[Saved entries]

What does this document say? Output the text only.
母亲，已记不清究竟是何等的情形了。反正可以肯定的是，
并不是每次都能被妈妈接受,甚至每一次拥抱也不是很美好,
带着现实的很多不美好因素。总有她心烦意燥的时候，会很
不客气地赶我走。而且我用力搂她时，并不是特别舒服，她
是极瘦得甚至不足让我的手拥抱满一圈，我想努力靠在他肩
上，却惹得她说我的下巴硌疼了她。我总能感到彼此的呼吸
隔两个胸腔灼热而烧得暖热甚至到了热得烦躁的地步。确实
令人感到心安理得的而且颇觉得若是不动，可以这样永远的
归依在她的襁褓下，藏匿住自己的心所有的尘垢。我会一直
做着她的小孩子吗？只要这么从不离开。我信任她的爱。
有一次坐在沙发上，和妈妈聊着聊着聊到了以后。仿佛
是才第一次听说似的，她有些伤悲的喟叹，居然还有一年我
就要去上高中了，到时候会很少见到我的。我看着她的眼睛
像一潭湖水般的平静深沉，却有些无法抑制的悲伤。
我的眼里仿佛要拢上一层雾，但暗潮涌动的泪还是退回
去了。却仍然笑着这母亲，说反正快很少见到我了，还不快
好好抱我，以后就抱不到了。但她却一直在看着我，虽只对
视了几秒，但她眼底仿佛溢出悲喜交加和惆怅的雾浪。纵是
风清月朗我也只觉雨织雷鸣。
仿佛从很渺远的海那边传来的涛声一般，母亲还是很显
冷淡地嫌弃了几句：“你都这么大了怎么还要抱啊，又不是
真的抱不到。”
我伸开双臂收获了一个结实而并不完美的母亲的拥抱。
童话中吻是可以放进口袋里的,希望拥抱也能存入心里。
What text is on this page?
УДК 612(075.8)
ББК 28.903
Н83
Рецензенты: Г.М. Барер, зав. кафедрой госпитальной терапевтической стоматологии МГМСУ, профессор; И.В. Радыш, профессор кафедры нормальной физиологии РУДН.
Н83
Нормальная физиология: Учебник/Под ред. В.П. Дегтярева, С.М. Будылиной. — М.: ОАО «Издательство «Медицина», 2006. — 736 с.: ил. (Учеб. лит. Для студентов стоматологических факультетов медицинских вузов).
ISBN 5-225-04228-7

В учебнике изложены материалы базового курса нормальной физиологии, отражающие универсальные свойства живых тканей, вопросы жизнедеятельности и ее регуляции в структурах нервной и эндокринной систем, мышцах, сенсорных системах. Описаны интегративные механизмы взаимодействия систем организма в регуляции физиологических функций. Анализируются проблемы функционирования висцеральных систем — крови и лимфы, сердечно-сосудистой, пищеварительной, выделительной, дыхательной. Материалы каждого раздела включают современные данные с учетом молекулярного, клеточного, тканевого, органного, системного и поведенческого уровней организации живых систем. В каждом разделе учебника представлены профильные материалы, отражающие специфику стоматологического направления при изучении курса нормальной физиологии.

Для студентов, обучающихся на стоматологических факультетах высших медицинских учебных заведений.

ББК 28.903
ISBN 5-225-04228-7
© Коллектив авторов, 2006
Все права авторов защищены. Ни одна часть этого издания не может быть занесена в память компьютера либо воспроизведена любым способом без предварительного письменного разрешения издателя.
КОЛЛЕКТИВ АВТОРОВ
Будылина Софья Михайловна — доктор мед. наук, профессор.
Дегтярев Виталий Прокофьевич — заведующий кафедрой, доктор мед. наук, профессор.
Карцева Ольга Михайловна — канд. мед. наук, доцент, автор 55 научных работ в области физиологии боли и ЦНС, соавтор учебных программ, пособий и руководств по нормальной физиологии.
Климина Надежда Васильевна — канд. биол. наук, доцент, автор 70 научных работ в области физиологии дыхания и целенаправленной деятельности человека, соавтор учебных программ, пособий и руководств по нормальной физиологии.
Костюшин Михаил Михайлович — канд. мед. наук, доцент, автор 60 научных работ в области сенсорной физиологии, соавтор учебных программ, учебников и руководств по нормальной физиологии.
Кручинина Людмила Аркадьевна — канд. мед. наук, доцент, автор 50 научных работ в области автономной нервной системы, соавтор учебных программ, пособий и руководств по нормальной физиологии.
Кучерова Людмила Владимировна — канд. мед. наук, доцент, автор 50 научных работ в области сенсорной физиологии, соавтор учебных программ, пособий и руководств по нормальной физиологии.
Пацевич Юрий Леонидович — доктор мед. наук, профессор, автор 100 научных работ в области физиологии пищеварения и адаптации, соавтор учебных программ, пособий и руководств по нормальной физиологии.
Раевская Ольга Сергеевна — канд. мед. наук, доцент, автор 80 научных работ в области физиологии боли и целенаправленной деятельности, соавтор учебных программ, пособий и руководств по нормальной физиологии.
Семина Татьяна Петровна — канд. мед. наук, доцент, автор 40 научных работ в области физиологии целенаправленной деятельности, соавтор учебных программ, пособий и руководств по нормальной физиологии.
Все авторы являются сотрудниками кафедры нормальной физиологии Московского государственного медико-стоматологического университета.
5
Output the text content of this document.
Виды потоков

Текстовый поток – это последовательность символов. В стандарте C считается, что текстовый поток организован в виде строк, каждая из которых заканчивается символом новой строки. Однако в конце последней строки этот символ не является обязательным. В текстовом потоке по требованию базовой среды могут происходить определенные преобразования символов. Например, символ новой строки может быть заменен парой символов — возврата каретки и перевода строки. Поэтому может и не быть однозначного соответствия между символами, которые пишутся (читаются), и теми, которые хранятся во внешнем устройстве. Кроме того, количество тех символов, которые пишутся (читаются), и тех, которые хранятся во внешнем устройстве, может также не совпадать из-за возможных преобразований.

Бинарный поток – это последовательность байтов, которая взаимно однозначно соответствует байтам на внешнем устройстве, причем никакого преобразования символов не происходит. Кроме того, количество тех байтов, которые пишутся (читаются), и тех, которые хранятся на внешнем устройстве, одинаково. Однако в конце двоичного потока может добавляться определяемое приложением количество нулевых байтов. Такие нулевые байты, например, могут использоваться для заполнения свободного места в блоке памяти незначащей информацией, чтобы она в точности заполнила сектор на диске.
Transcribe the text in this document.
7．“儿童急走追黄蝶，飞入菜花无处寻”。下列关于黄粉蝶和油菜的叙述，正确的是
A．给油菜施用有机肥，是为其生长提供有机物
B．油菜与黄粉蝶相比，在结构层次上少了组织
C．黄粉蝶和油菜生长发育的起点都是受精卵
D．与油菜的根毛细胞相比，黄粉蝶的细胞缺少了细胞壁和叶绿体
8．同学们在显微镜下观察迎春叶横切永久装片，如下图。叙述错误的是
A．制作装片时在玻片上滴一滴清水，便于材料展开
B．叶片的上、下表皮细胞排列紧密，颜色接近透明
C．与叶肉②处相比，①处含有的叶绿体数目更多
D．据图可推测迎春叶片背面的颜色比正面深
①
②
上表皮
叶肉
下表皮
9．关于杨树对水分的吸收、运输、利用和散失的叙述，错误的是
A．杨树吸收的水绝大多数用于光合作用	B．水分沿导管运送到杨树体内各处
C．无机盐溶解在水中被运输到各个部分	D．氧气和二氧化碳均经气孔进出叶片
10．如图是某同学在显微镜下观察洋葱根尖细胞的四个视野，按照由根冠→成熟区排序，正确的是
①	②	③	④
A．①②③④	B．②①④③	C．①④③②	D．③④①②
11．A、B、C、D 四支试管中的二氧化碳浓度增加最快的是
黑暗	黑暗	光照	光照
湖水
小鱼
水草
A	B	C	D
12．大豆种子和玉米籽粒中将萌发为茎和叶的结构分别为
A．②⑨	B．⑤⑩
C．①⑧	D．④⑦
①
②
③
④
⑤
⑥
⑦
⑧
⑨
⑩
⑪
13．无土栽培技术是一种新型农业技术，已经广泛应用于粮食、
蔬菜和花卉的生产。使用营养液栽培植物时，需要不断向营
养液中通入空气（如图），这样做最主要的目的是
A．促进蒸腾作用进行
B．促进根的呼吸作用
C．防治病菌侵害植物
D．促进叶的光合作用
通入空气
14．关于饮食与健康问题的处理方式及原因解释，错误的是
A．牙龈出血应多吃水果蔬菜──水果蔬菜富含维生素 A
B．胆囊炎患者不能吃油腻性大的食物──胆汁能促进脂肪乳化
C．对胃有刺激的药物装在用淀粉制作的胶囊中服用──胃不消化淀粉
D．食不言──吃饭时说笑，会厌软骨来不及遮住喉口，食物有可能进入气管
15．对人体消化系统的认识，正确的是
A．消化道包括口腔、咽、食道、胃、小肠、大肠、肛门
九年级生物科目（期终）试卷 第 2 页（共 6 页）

Prompt: Look for the word "Людмила" and return every line where it occurs.

Output for this task:
Кручинина Людмила Аркадьевна — канд. мед. наук, доцент, автор 50 научных работ в области автономной нервной системы, соавтор учебных программ, пособий и руководств по нормальной физиологии.
Кучерова Людмила Владимировна — канд. мед. наук, доцент, автор 50 научных работ в области сенсорной физиологии, соавтор учебных программ, пособий и руководств по нормальной физиологии.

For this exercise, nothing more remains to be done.